Data excerpts
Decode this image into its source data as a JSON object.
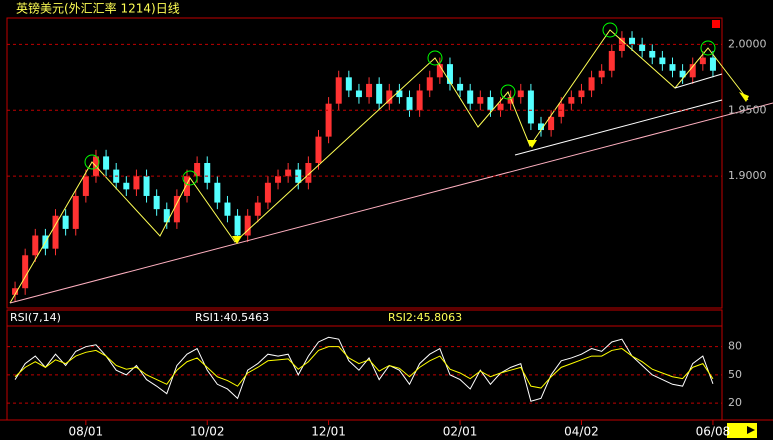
{
  "chart_data": [
    {
      "type": "candlestick",
      "title": "英镑美元(外汇汇率 1214)日线",
      "categories": [
        null,
        null,
        null,
        null,
        null,
        null,
        null,
        "08/01",
        null,
        null,
        null,
        null,
        null,
        null,
        null,
        null,
        null,
        null,
        null,
        "10/02",
        null,
        null,
        null,
        null,
        null,
        null,
        null,
        null,
        null,
        null,
        null,
        "12/01",
        null,
        null,
        null,
        null,
        null,
        null,
        null,
        null,
        null,
        null,
        null,
        null,
        "02/01",
        null,
        null,
        null,
        null,
        null,
        null,
        null,
        null,
        null,
        null,
        null,
        "04/02",
        null,
        null,
        null,
        null,
        null,
        null,
        null,
        null,
        null,
        null,
        null,
        null,
        "06/08"
      ],
      "open": [
        1.81,
        1.815,
        1.84,
        1.855,
        1.845,
        1.87,
        1.86,
        1.885,
        1.9,
        1.915,
        1.905,
        1.895,
        1.89,
        1.9,
        1.885,
        1.875,
        1.865,
        1.885,
        1.9,
        1.91,
        1.895,
        1.88,
        1.87,
        1.855,
        1.87,
        1.88,
        1.895,
        1.9,
        1.905,
        1.895,
        1.91,
        1.93,
        1.955,
        1.975,
        1.965,
        1.96,
        1.97,
        1.955,
        1.965,
        1.96,
        1.95,
        1.965,
        1.975,
        1.985,
        1.97,
        1.965,
        1.955,
        1.96,
        1.95,
        1.955,
        1.96,
        1.965,
        1.94,
        1.935,
        1.945,
        1.955,
        1.96,
        1.965,
        1.975,
        1.98,
        1.995,
        2.005,
        2.0,
        1.995,
        1.99,
        1.985,
        1.98,
        1.975,
        1.985,
        1.99
      ],
      "high": [
        1.82,
        1.845,
        1.86,
        1.86,
        1.875,
        1.875,
        1.89,
        1.905,
        1.92,
        1.92,
        1.91,
        1.9,
        1.905,
        1.905,
        1.89,
        1.88,
        1.89,
        1.905,
        1.915,
        1.915,
        1.9,
        1.885,
        1.875,
        1.875,
        1.885,
        1.9,
        1.905,
        1.91,
        1.91,
        1.915,
        1.935,
        1.96,
        1.98,
        1.98,
        1.97,
        1.975,
        1.975,
        1.97,
        1.97,
        1.965,
        1.97,
        1.98,
        1.99,
        1.99,
        1.975,
        1.97,
        1.965,
        1.965,
        1.96,
        1.965,
        1.97,
        1.97,
        1.945,
        1.95,
        1.96,
        1.965,
        1.97,
        1.98,
        1.985,
        2.0,
        2.01,
        2.01,
        2.005,
        2.0,
        1.995,
        1.99,
        1.985,
        1.99,
        1.995,
        1.995
      ],
      "low": [
        1.805,
        1.81,
        1.835,
        1.84,
        1.84,
        1.855,
        1.855,
        1.88,
        1.895,
        1.9,
        1.89,
        1.885,
        1.885,
        1.88,
        1.87,
        1.86,
        1.86,
        1.88,
        1.895,
        1.89,
        1.875,
        1.865,
        1.85,
        1.85,
        1.865,
        1.875,
        1.89,
        1.895,
        1.89,
        1.89,
        1.905,
        1.925,
        1.95,
        1.96,
        1.955,
        1.955,
        1.95,
        1.95,
        1.955,
        1.945,
        1.945,
        1.96,
        1.97,
        1.965,
        1.96,
        1.95,
        1.95,
        1.945,
        1.945,
        1.95,
        1.955,
        1.935,
        1.93,
        1.93,
        1.94,
        1.95,
        1.955,
        1.96,
        1.97,
        1.975,
        1.99,
        1.995,
        1.99,
        1.985,
        1.98,
        1.975,
        1.97,
        1.97,
        1.98,
        1.975
      ],
      "close": [
        1.815,
        1.84,
        1.855,
        1.845,
        1.87,
        1.86,
        1.885,
        1.9,
        1.915,
        1.905,
        1.895,
        1.89,
        1.9,
        1.885,
        1.875,
        1.865,
        1.885,
        1.9,
        1.91,
        1.895,
        1.88,
        1.87,
        1.855,
        1.87,
        1.88,
        1.895,
        1.9,
        1.905,
        1.895,
        1.91,
        1.93,
        1.955,
        1.975,
        1.965,
        1.96,
        1.97,
        1.955,
        1.965,
        1.96,
        1.95,
        1.965,
        1.975,
        1.985,
        1.97,
        1.965,
        1.955,
        1.96,
        1.95,
        1.955,
        1.96,
        1.965,
        1.94,
        1.935,
        1.945,
        1.955,
        1.96,
        1.965,
        1.975,
        1.98,
        1.995,
        2.005,
        2.0,
        1.995,
        1.99,
        1.985,
        1.98,
        1.975,
        1.985,
        1.99,
        1.98
      ],
      "up_color": "#ff3232",
      "down_color": "#54ffff",
      "ylim": [
        1.8,
        2.02
      ],
      "yticks": [
        {
          "value": 1.9,
          "label": "1.9000"
        },
        {
          "value": 1.95,
          "label": "1.9500"
        },
        {
          "value": 2.0,
          "label": "2.0000"
        }
      ],
      "grid": true
    },
    {
      "type": "line",
      "legend": [
        "RSI(7,14)",
        "RSI1:40.5463",
        "RSI2:45.8063"
      ],
      "series": [
        {
          "name": "RSI1",
          "color": "#ffffff",
          "values": [
            45,
            62,
            70,
            58,
            72,
            60,
            75,
            80,
            82,
            70,
            55,
            50,
            60,
            45,
            38,
            30,
            60,
            72,
            78,
            55,
            40,
            35,
            25,
            55,
            62,
            72,
            70,
            72,
            50,
            70,
            85,
            90,
            88,
            65,
            55,
            68,
            45,
            60,
            55,
            40,
            62,
            72,
            78,
            50,
            45,
            35,
            55,
            40,
            52,
            58,
            62,
            22,
            25,
            50,
            65,
            68,
            72,
            78,
            75,
            85,
            88,
            70,
            60,
            50,
            45,
            40,
            38,
            62,
            70,
            40.5463
          ]
        },
        {
          "name": "RSI2",
          "color": "#ffff00",
          "values": [
            48,
            58,
            64,
            58,
            66,
            62,
            70,
            74,
            76,
            70,
            60,
            56,
            58,
            50,
            45,
            40,
            55,
            64,
            68,
            58,
            48,
            44,
            38,
            52,
            58,
            65,
            66,
            67,
            56,
            64,
            76,
            80,
            80,
            68,
            62,
            66,
            54,
            60,
            57,
            48,
            58,
            65,
            70,
            56,
            52,
            46,
            54,
            48,
            52,
            55,
            58,
            38,
            36,
            48,
            58,
            62,
            66,
            70,
            70,
            76,
            78,
            70,
            64,
            56,
            52,
            48,
            46,
            58,
            62,
            45.8063
          ]
        }
      ],
      "ylim": [
        2,
        102
      ],
      "yticks": [
        20,
        50,
        80
      ],
      "grid": true
    }
  ]
}
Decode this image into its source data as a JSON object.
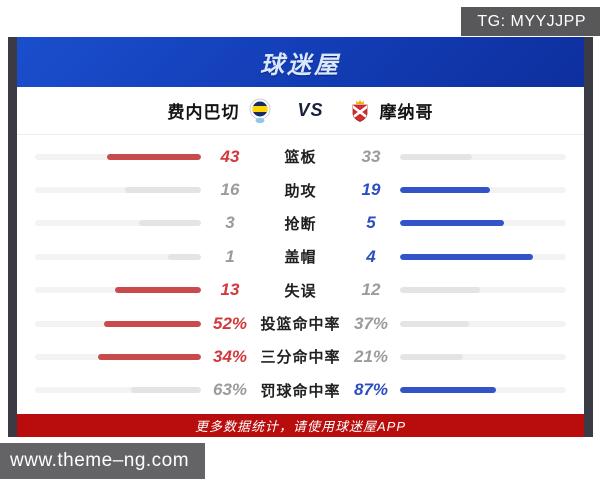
{
  "tg_badge": "TG: MYYJJPP",
  "site_watermark": "www.theme–ng.com",
  "header": {
    "logo_text": "球迷屋"
  },
  "match": {
    "home_name": "费内巴切",
    "away_name": "摩纳哥",
    "vs_label": "VS"
  },
  "footer": {
    "text": "更多数据统计，请使用球迷屋APP"
  },
  "colors": {
    "home_accent": "#c94a4c",
    "home_text": "#d1393d",
    "away_accent": "#3353c8",
    "away_text": "#2c4ec0",
    "neutral_fill": "#e4e4e7",
    "track": "#f3f3f4",
    "header_blue": "#123cb4",
    "footer_red": "#b90d0d"
  },
  "chart_data": {
    "type": "bar",
    "orientation": "horizontal-paired",
    "title": "费内巴切 VS 摩纳哥",
    "legend_position": "top",
    "teams": [
      "费内巴切",
      "摩纳哥"
    ],
    "rows": [
      {
        "label": "篮板",
        "home": {
          "display": "43",
          "value": 43,
          "highlight": true
        },
        "away": {
          "display": "33",
          "value": 33,
          "highlight": false
        }
      },
      {
        "label": "助攻",
        "home": {
          "display": "16",
          "value": 16,
          "highlight": false
        },
        "away": {
          "display": "19",
          "value": 19,
          "highlight": true
        }
      },
      {
        "label": "抢断",
        "home": {
          "display": "3",
          "value": 3,
          "highlight": false
        },
        "away": {
          "display": "5",
          "value": 5,
          "highlight": true
        }
      },
      {
        "label": "盖帽",
        "home": {
          "display": "1",
          "value": 1,
          "highlight": false
        },
        "away": {
          "display": "4",
          "value": 4,
          "highlight": true
        }
      },
      {
        "label": "失误",
        "home": {
          "display": "13",
          "value": 13,
          "highlight": true
        },
        "away": {
          "display": "12",
          "value": 12,
          "highlight": false
        }
      },
      {
        "label": "投篮命中率",
        "home": {
          "display": "52%",
          "value": 52,
          "highlight": true
        },
        "away": {
          "display": "37%",
          "value": 37,
          "highlight": false
        }
      },
      {
        "label": "三分命中率",
        "home": {
          "display": "34%",
          "value": 34,
          "highlight": true
        },
        "away": {
          "display": "21%",
          "value": 21,
          "highlight": false
        }
      },
      {
        "label": "罚球命中率",
        "home": {
          "display": "63%",
          "value": 63,
          "highlight": false
        },
        "away": {
          "display": "87%",
          "value": 87,
          "highlight": true
        }
      }
    ]
  }
}
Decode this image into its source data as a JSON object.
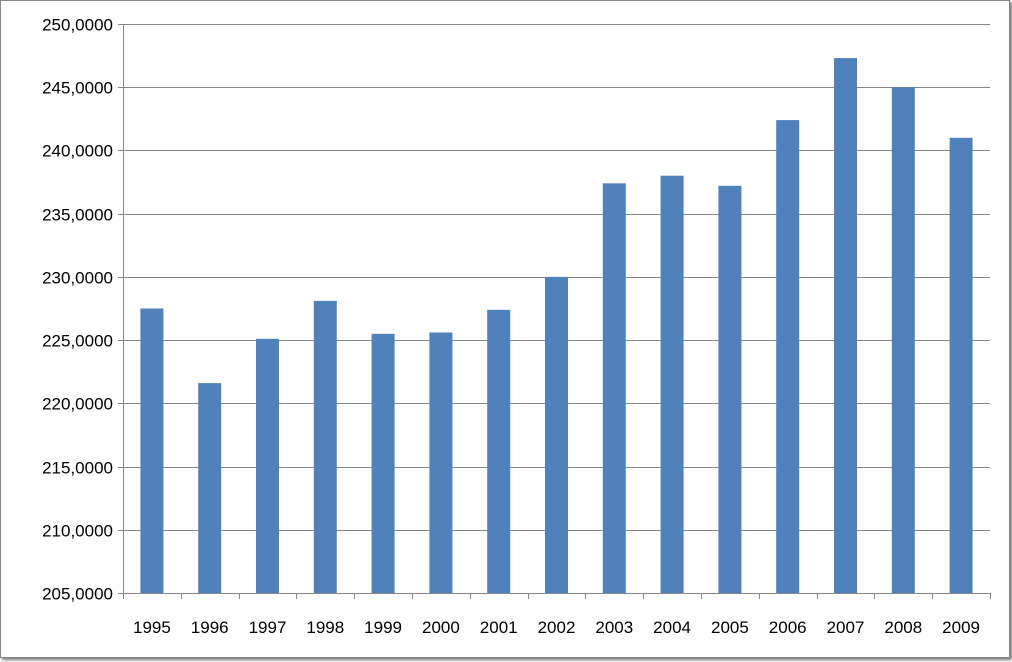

Required task
State the number of lines in the records that contain the string "title", and nothing more.

Complete output
2